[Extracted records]
-- BEGIN --

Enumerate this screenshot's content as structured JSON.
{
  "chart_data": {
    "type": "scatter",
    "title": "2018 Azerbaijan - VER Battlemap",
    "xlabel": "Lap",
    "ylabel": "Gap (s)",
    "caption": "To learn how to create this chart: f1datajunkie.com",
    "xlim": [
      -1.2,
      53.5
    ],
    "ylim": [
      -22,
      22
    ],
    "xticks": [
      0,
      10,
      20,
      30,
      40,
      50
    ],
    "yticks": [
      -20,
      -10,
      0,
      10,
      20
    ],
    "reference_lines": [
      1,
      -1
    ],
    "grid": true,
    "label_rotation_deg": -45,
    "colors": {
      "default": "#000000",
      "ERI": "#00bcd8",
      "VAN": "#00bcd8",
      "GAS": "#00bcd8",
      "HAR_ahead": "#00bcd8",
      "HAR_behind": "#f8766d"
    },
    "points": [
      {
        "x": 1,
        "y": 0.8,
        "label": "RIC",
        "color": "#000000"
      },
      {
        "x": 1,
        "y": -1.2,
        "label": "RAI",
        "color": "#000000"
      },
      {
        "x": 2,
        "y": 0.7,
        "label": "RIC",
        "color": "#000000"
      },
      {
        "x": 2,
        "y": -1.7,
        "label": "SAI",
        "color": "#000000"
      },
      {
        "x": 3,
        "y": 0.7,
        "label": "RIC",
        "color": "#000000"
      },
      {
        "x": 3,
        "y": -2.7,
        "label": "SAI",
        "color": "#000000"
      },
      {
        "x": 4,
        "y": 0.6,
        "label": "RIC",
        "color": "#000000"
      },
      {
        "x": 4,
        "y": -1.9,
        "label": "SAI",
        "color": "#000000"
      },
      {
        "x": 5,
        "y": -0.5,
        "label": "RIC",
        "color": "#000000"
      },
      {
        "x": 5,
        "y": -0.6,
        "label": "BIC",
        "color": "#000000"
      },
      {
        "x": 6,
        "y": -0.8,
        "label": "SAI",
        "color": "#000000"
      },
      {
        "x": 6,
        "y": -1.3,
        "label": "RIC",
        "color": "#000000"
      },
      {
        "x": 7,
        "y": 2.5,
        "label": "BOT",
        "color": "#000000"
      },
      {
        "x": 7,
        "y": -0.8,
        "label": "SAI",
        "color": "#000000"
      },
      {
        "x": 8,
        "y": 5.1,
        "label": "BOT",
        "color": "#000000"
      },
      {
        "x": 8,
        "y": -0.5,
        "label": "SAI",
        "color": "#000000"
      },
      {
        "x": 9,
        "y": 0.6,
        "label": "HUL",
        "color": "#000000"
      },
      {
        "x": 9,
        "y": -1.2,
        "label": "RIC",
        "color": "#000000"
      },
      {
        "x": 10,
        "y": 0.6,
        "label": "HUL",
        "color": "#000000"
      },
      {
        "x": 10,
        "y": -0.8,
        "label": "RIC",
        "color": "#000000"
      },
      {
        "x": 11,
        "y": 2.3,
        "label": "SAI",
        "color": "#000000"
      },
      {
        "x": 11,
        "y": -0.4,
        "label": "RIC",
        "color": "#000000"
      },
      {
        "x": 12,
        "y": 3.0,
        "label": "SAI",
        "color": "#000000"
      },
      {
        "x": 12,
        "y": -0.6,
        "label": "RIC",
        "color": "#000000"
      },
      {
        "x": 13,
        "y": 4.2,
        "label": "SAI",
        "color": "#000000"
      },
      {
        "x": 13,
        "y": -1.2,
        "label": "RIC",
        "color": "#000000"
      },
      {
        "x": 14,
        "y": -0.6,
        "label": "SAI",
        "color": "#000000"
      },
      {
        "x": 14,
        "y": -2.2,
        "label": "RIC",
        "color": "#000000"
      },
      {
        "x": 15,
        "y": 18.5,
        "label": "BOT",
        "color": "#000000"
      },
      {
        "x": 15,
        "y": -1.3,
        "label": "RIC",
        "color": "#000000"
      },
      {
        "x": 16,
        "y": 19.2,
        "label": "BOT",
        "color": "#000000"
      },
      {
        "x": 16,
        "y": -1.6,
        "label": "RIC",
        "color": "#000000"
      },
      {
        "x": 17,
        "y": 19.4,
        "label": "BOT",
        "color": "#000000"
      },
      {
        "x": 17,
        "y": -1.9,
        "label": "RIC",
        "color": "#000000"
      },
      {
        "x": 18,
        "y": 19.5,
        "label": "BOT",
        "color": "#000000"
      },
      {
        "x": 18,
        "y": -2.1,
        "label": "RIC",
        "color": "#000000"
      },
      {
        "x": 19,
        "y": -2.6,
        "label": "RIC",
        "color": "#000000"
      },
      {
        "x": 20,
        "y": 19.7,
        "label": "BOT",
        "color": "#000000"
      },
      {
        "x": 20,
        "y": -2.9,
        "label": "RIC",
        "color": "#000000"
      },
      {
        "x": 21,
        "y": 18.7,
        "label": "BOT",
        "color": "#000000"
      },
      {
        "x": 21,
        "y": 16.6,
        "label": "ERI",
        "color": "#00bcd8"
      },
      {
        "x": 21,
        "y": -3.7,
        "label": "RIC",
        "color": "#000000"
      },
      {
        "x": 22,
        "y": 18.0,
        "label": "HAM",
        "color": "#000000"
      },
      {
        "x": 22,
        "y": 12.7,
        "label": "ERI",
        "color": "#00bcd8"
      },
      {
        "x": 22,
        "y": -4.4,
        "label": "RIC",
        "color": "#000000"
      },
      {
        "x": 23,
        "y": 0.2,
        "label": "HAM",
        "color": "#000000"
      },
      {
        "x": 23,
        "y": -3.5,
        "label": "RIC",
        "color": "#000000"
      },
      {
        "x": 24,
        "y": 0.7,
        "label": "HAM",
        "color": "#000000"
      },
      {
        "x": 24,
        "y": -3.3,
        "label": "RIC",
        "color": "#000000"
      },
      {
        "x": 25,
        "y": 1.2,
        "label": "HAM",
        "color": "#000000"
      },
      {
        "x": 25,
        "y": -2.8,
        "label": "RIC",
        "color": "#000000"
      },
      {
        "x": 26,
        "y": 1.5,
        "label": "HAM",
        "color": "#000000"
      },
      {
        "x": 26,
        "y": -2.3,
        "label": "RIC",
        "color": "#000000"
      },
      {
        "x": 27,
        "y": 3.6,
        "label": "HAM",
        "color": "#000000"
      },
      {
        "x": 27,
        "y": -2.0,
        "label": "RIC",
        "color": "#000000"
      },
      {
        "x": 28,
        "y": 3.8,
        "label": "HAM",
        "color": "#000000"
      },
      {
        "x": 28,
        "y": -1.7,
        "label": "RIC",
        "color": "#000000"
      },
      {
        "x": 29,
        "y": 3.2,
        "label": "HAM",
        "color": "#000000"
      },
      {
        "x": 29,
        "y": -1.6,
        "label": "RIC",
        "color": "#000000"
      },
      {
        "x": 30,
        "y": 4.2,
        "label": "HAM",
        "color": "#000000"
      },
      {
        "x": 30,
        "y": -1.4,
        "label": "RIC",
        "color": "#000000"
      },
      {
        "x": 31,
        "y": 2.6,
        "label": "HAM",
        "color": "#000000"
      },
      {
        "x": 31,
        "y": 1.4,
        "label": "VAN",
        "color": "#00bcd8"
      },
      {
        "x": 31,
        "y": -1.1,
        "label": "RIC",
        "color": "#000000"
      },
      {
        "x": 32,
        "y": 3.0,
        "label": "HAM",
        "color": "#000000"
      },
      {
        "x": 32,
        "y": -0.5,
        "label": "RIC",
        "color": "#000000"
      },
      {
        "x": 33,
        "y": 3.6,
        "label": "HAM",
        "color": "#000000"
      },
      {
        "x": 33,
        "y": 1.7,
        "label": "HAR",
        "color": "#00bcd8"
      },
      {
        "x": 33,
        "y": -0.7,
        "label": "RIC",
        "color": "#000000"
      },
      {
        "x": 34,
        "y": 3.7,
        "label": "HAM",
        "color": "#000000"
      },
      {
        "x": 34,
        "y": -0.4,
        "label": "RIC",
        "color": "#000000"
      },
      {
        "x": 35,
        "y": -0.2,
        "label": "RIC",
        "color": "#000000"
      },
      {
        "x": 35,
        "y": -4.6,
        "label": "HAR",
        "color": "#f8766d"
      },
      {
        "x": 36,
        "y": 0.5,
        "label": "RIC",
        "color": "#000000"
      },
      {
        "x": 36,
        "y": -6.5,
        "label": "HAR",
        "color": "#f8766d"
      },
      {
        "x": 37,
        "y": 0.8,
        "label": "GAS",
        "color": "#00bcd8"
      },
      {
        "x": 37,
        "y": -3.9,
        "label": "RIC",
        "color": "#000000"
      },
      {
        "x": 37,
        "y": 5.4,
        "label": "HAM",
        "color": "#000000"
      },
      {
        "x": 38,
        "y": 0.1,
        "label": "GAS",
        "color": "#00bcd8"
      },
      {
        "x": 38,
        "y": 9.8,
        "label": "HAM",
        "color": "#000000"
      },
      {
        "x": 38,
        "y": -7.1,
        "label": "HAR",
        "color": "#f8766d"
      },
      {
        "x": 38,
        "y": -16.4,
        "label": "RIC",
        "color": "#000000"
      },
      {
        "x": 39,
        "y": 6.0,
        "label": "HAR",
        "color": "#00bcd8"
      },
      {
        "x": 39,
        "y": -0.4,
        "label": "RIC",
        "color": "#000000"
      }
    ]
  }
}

-- END --
-- BEGIN --

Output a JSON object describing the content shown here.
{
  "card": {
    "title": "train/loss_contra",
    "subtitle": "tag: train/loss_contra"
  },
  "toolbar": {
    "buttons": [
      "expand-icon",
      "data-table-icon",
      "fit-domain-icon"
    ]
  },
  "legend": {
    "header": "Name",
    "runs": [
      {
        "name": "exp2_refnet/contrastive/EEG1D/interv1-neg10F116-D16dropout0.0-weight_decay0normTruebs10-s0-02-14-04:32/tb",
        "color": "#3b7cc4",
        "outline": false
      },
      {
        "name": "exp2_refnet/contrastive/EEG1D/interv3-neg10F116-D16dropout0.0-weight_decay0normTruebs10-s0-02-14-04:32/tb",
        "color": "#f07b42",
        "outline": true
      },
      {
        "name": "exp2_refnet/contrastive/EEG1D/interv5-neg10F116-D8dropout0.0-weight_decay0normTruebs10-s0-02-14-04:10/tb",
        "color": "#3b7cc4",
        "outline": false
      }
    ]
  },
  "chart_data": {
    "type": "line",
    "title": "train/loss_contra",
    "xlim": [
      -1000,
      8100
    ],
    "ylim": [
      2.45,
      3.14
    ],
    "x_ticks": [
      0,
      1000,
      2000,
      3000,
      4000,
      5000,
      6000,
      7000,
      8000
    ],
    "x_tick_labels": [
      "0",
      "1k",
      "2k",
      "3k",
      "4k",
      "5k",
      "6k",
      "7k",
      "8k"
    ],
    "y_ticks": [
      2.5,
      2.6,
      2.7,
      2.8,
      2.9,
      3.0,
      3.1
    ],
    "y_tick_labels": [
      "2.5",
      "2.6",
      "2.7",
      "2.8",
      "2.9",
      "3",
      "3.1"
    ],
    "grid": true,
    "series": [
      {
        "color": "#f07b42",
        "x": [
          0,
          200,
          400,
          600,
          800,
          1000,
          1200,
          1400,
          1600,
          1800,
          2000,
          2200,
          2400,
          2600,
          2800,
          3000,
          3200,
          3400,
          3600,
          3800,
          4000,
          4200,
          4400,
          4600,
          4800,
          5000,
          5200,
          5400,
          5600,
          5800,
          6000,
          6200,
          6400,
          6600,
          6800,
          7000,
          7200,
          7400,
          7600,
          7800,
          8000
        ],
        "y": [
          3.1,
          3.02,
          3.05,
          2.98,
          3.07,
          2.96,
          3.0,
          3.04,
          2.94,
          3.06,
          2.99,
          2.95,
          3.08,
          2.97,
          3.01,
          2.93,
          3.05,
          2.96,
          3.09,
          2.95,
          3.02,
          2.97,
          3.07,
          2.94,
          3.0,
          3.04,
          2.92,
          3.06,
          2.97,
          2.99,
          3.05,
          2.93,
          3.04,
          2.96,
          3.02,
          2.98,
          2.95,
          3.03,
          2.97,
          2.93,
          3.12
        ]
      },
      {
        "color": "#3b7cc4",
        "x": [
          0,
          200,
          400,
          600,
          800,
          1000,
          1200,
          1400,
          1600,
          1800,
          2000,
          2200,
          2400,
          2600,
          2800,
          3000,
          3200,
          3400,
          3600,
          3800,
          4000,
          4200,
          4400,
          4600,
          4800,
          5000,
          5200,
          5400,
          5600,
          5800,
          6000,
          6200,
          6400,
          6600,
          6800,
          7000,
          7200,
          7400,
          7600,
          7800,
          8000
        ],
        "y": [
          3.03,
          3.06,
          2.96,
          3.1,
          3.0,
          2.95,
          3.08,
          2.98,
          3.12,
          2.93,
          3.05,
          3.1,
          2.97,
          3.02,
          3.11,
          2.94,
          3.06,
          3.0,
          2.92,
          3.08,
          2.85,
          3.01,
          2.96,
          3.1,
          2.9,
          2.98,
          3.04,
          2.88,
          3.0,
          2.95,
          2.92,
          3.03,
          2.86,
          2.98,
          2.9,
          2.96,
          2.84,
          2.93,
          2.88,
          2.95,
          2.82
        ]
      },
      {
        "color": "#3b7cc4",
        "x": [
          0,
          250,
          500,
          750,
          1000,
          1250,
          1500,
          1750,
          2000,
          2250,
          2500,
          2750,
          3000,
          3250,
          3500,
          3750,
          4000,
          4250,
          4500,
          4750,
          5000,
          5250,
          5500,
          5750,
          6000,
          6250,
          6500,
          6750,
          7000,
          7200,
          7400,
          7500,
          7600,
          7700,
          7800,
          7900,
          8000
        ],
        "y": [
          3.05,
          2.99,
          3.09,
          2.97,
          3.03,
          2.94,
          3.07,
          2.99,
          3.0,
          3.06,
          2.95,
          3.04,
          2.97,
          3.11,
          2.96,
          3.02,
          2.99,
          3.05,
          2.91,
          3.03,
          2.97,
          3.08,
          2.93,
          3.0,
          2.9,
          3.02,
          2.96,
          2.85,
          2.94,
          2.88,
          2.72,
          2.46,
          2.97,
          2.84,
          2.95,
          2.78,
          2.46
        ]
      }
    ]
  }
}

-- END --

(DIRECTIVE):
Return, from the data, each line that has the word "content" in it.

(SOLUTION FOR THIS PROBLEM):
Enumerate this screenshot's content as structured JSON.
Output a JSON object describing the content shown here.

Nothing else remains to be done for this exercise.